— BEGIN INPUT RECORDS —
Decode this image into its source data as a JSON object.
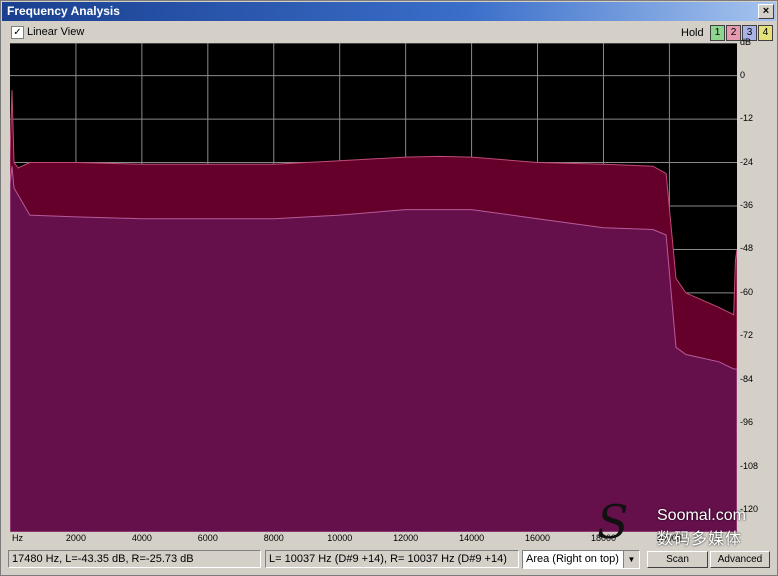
{
  "window": {
    "title": "Frequency Analysis",
    "close_glyph": "×"
  },
  "toolbar": {
    "linear_view_checked": true,
    "linear_view_label": "Linear View",
    "check_glyph": "✓",
    "hold_label": "Hold",
    "hold_buttons": [
      {
        "label": "1",
        "color": "#8fd48f"
      },
      {
        "label": "2",
        "color": "#e69ab0"
      },
      {
        "label": "3",
        "color": "#a9b3e8"
      },
      {
        "label": "4",
        "color": "#e6e07a"
      }
    ]
  },
  "chart_data": {
    "type": "area",
    "x_unit": "Hz",
    "y_unit": "dB",
    "xlim": [
      0,
      22050
    ],
    "ylim": [
      -126,
      9
    ],
    "x_ticks": [
      "Hz",
      "2000",
      "4000",
      "6000",
      "8000",
      "10000",
      "12000",
      "14000",
      "16000",
      "18000",
      "20000"
    ],
    "x_tick_values": [
      0,
      2000,
      4000,
      6000,
      8000,
      10000,
      12000,
      14000,
      16000,
      18000,
      20000
    ],
    "y_ticks": [
      "dB",
      "0",
      "-12",
      "-24",
      "-36",
      "-48",
      "-60",
      "-72",
      "-84",
      "-96",
      "-108",
      "-120"
    ],
    "y_tick_values": [
      9,
      0,
      -12,
      -24,
      -36,
      -48,
      -60,
      -72,
      -84,
      -96,
      -108,
      -120
    ],
    "grid": true,
    "background": "#000000",
    "series": [
      {
        "fill": "#64002a",
        "line": "#c04a76",
        "x": [
          0,
          60,
          120,
          250,
          600,
          2000,
          4000,
          6000,
          8000,
          10000,
          12000,
          13000,
          14000,
          16000,
          18000,
          19500,
          19900,
          20200,
          20500,
          21000,
          21500,
          21950,
          22000,
          22050
        ],
        "y": [
          -22,
          -4,
          -24,
          -25.5,
          -24,
          -24,
          -24.5,
          -24.5,
          -24.5,
          -23.5,
          -22.5,
          -22.3,
          -22.5,
          -24,
          -24.5,
          -25,
          -27,
          -56,
          -60,
          -62,
          -64,
          -66,
          -51,
          -48
        ]
      },
      {
        "fill": "#65104b",
        "line": "#b85a9a",
        "x": [
          0,
          60,
          120,
          600,
          2000,
          4000,
          6000,
          8000,
          10000,
          12000,
          13000,
          14000,
          16000,
          18000,
          19500,
          19900,
          20200,
          20500,
          21000,
          21500,
          21950,
          22050
        ],
        "y": [
          -30,
          -25,
          -31,
          -38.5,
          -39,
          -39.5,
          -39.5,
          -39.5,
          -38.5,
          -37,
          -37,
          -37,
          -39.5,
          -42,
          -42.5,
          -44,
          -75,
          -77,
          -78,
          -79,
          -81,
          -81
        ]
      }
    ]
  },
  "status": {
    "cursor_readout": "17480 Hz, L=-43.35 dB, R=-25.73 dB",
    "peak_readout": "L=  10037 Hz (D#9 +14), R=  10037 Hz (D#9 +14)",
    "mode_select": "Area (Right on top)",
    "scan_label": "Scan",
    "advanced_label": "Advanced",
    "arrow_glyph": "▼"
  },
  "watermark": {
    "logo_glyph": "S",
    "line1": "Soomal.com",
    "line2": "数码多媒体"
  }
}
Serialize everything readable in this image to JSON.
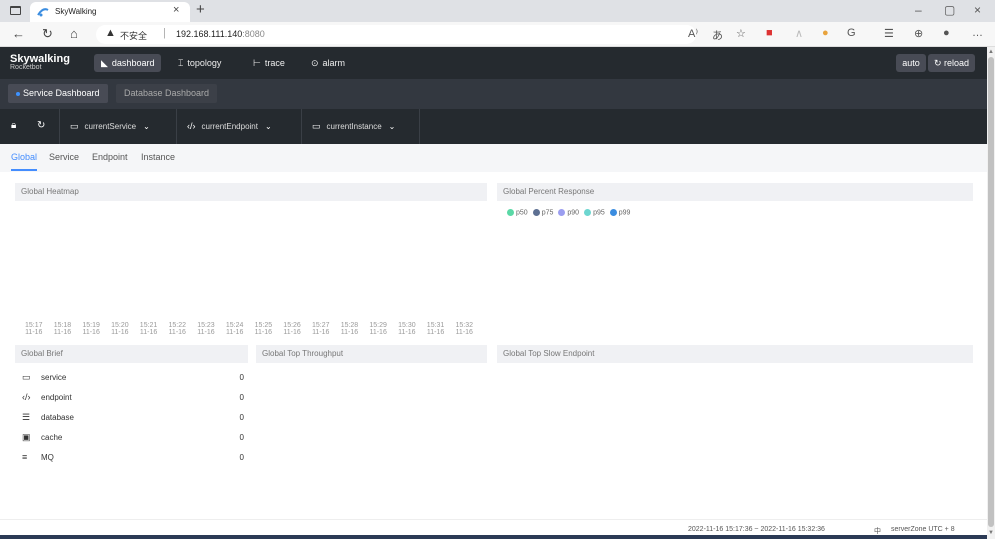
{
  "browser": {
    "tab_title": "SkyWalking",
    "url_warning": "不安全",
    "url_host": "192.168.111.140",
    "url_port": ":8080"
  },
  "app": {
    "logo_title": "Skywalking",
    "logo_subtitle": "Rocketbot",
    "nav": [
      {
        "label": "dashboard",
        "icon": "dashboard-icon"
      },
      {
        "label": "topology",
        "icon": "topology-icon"
      },
      {
        "label": "trace",
        "icon": "trace-icon"
      },
      {
        "label": "alarm",
        "icon": "alarm-icon"
      }
    ],
    "auto_label": "auto",
    "reload_label": "reload"
  },
  "dashboard_tabs": [
    "Service Dashboard",
    "Database Dashboard"
  ],
  "toolbar": {
    "service": "currentService",
    "endpoint": "currentEndpoint",
    "instance": "currentInstance"
  },
  "content_tabs": [
    "Global",
    "Service",
    "Endpoint",
    "Instance"
  ],
  "panels": {
    "heatmap": "Global Heatmap",
    "percent": "Global Percent Response",
    "brief": "Global Brief",
    "throughput": "Global Top Throughput",
    "slow": "Global Top Slow Endpoint"
  },
  "heatmap_times": [
    {
      "t": "15:17",
      "d": "11-16"
    },
    {
      "t": "15:18",
      "d": "11-16"
    },
    {
      "t": "15:19",
      "d": "11-16"
    },
    {
      "t": "15:20",
      "d": "11-16"
    },
    {
      "t": "15:21",
      "d": "11-16"
    },
    {
      "t": "15:22",
      "d": "11-16"
    },
    {
      "t": "15:23",
      "d": "11-16"
    },
    {
      "t": "15:24",
      "d": "11-16"
    },
    {
      "t": "15:25",
      "d": "11-16"
    },
    {
      "t": "15:26",
      "d": "11-16"
    },
    {
      "t": "15:27",
      "d": "11-16"
    },
    {
      "t": "15:28",
      "d": "11-16"
    },
    {
      "t": "15:29",
      "d": "11-16"
    },
    {
      "t": "15:30",
      "d": "11-16"
    },
    {
      "t": "15:31",
      "d": "11-16"
    },
    {
      "t": "15:32",
      "d": "11-16"
    }
  ],
  "legend": [
    {
      "name": "p50",
      "color": "#5ad8a6"
    },
    {
      "name": "p75",
      "color": "#5d7092"
    },
    {
      "name": "p90",
      "color": "#9b9ef0"
    },
    {
      "name": "p95",
      "color": "#6dd6d0"
    },
    {
      "name": "p99",
      "color": "#3b8de0"
    }
  ],
  "brief": [
    {
      "label": "service",
      "value": "0",
      "icon": "service-icon"
    },
    {
      "label": "endpoint",
      "value": "0",
      "icon": "endpoint-icon"
    },
    {
      "label": "database",
      "value": "0",
      "icon": "database-icon"
    },
    {
      "label": "cache",
      "value": "0",
      "icon": "cache-icon"
    },
    {
      "label": "MQ",
      "value": "0",
      "icon": "mq-icon"
    }
  ],
  "footer": {
    "range": "2022-11-16 15:17:36 ~ 2022-11-16 15:32:36",
    "lang": "中",
    "zone": "serverZone UTC + 8"
  }
}
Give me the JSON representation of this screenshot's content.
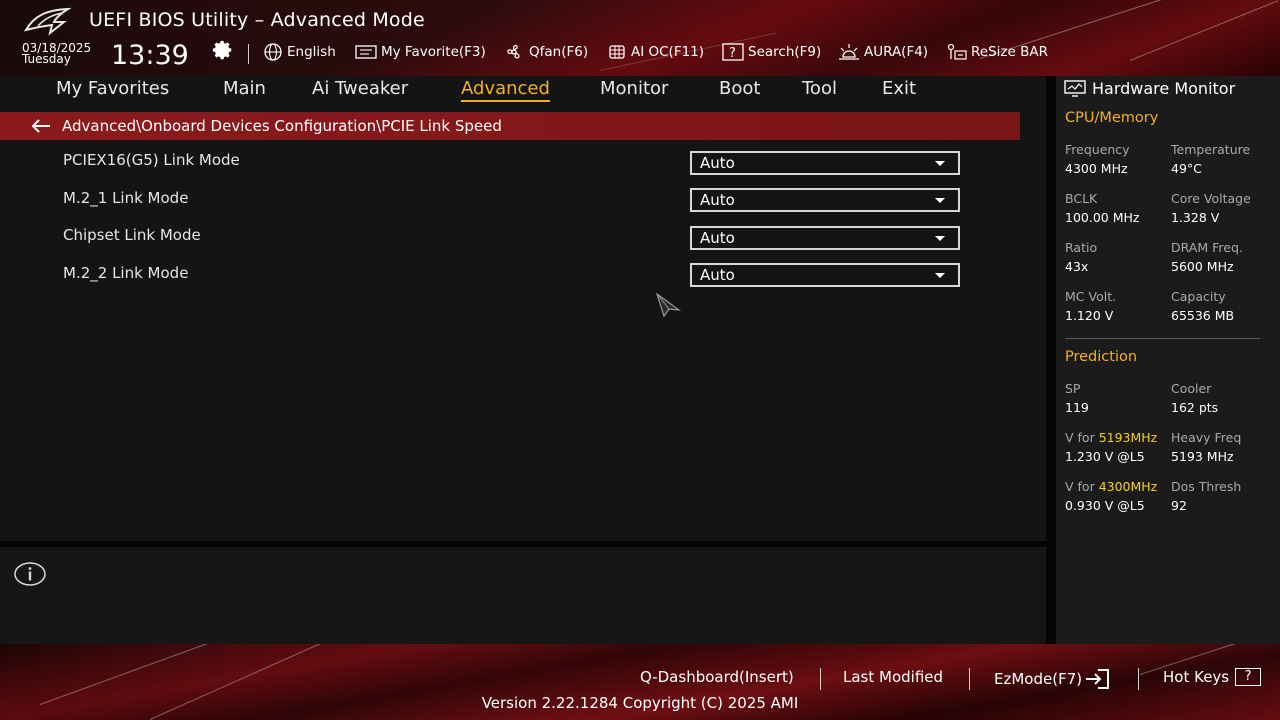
{
  "header": {
    "title": "UEFI BIOS Utility – Advanced Mode",
    "date": "03/18/2025",
    "weekday": "Tuesday",
    "time": "13:39",
    "quick_bar": [
      {
        "label": "English",
        "icon": "globe-icon"
      },
      {
        "label": "My Favorite(F3)",
        "icon": "favorite-list-icon"
      },
      {
        "label": "Qfan(F6)",
        "icon": "fan-icon"
      },
      {
        "label": "AI OC(F11)",
        "icon": "ai-chip-icon"
      },
      {
        "label": "Search(F9)",
        "icon": "search-question-icon"
      },
      {
        "label": "AURA(F4)",
        "icon": "aura-light-icon"
      },
      {
        "label": "ReSize BAR",
        "icon": "resize-bar-icon"
      }
    ]
  },
  "nav": {
    "tabs": [
      {
        "label": "My Favorites"
      },
      {
        "label": "Main"
      },
      {
        "label": "Ai Tweaker"
      },
      {
        "label": "Advanced"
      },
      {
        "label": "Monitor"
      },
      {
        "label": "Boot"
      },
      {
        "label": "Tool"
      },
      {
        "label": "Exit"
      }
    ],
    "active": "Advanced"
  },
  "breadcrumb": "Advanced\\Onboard Devices Configuration\\PCIE Link Speed",
  "settings": [
    {
      "label": "PCIEX16(G5) Link Mode",
      "value": "Auto"
    },
    {
      "label": "M.2_1 Link Mode",
      "value": "Auto"
    },
    {
      "label": "Chipset Link Mode",
      "value": "Auto"
    },
    {
      "label": "M.2_2 Link Mode",
      "value": "Auto"
    }
  ],
  "hw_monitor": {
    "title": "Hardware Monitor",
    "cpu_memory": {
      "section": "CPU/Memory",
      "frequency": {
        "label": "Frequency",
        "value": "4300 MHz"
      },
      "temperature": {
        "label": "Temperature",
        "value": "49°C"
      },
      "bclk": {
        "label": "BCLK",
        "value": "100.00 MHz"
      },
      "core_voltage": {
        "label": "Core Voltage",
        "value": "1.328 V"
      },
      "ratio": {
        "label": "Ratio",
        "value": "43x"
      },
      "dram_freq": {
        "label": "DRAM Freq.",
        "value": "5600 MHz"
      },
      "mc_volt": {
        "label": "MC Volt.",
        "value": "1.120 V"
      },
      "capacity": {
        "label": "Capacity",
        "value": "65536 MB"
      }
    },
    "prediction": {
      "section": "Prediction",
      "sp": {
        "label": "SP",
        "value": "119"
      },
      "cooler": {
        "label": "Cooler",
        "value": "162 pts"
      },
      "v_for_1": {
        "prefix": "V for ",
        "freq": "5193MHz",
        "value": "1.230 V @L5"
      },
      "heavy_freq": {
        "label": "Heavy Freq",
        "value": "5193 MHz"
      },
      "v_for_2": {
        "prefix": "V for ",
        "freq": "4300MHz",
        "value": "0.930 V @L5"
      },
      "dos_thresh": {
        "label": "Dos Thresh",
        "value": "92"
      }
    }
  },
  "footer": {
    "q_dashboard": "Q-Dashboard(Insert)",
    "last_modified": "Last Modified",
    "ezmode": "EzMode(F7)",
    "hot_keys": "Hot Keys",
    "hot_keys_glyph": "?",
    "version": "Version 2.22.1284 Copyright (C) 2025 AMI"
  },
  "colors": {
    "accent": "#f2b11a",
    "highlight": "#f2d21a",
    "breadcrumb_bg": "#8c1a1d",
    "background": "#141414"
  }
}
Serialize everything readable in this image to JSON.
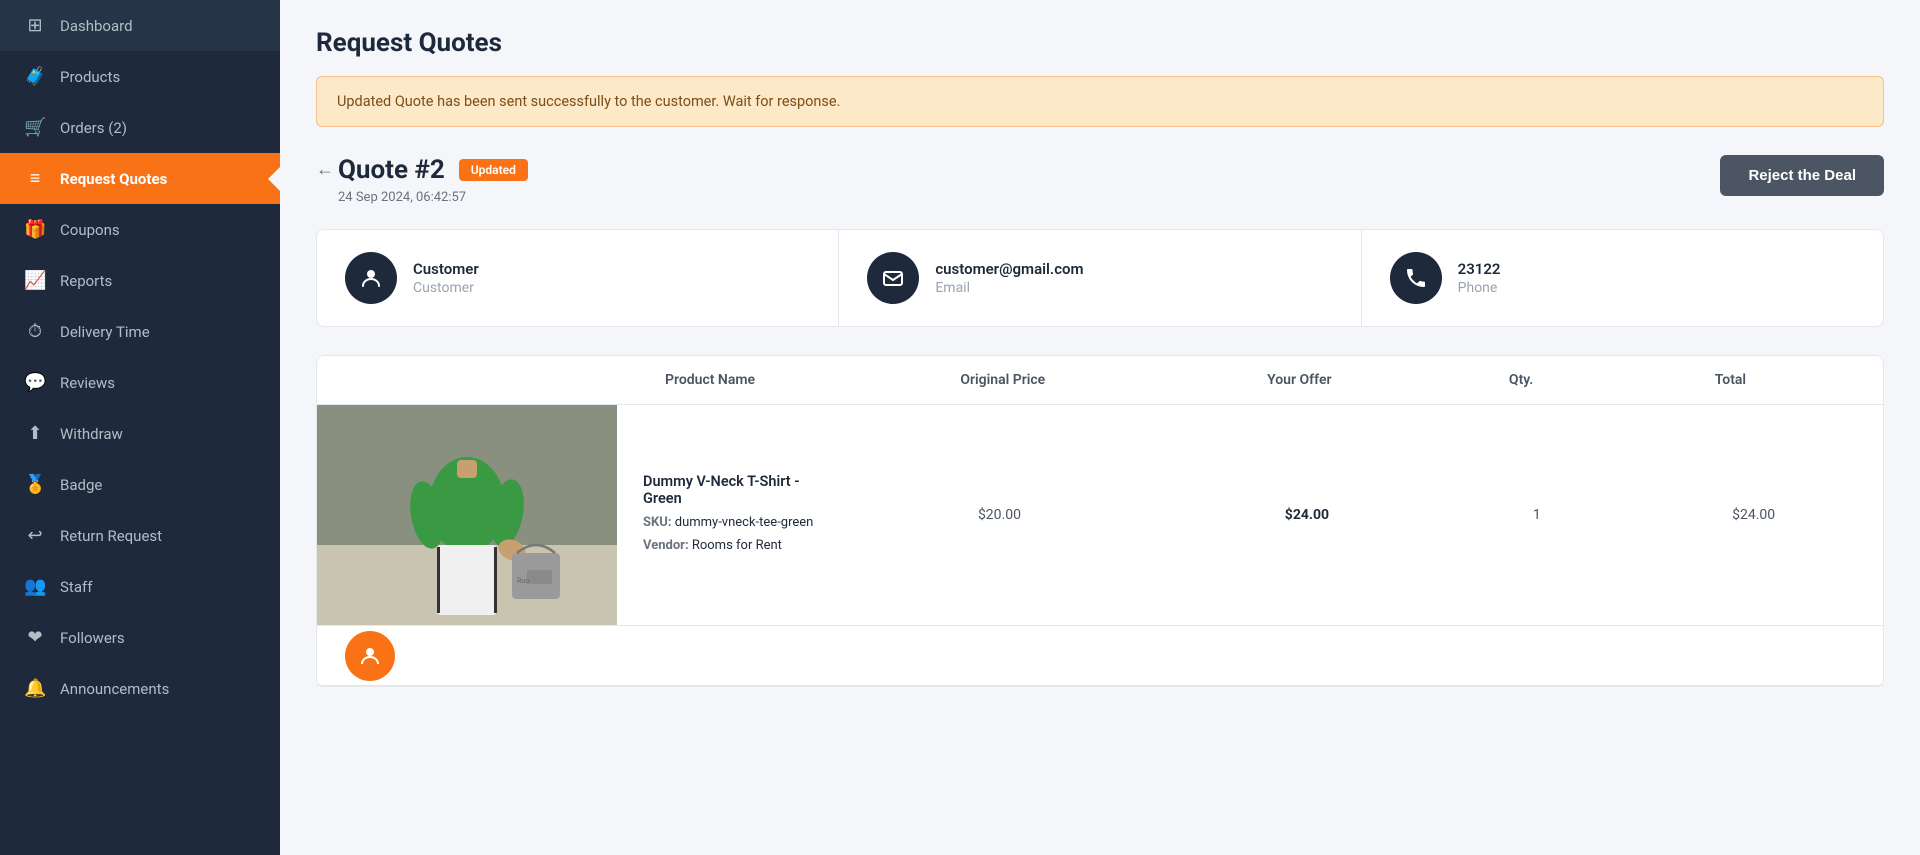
— END INPUT RECORDS —
> _DIRECTIONS_: Filter the entries down to the lines with the word "JSON" in them.

> _RIGHT ANSWER_:
Decode this image into its source data as a JSON object.
Serialize everything readable in this image to JSON.
Give me the JSON representation of this screenshot's content.
Serialize everything readable in this image to JSON.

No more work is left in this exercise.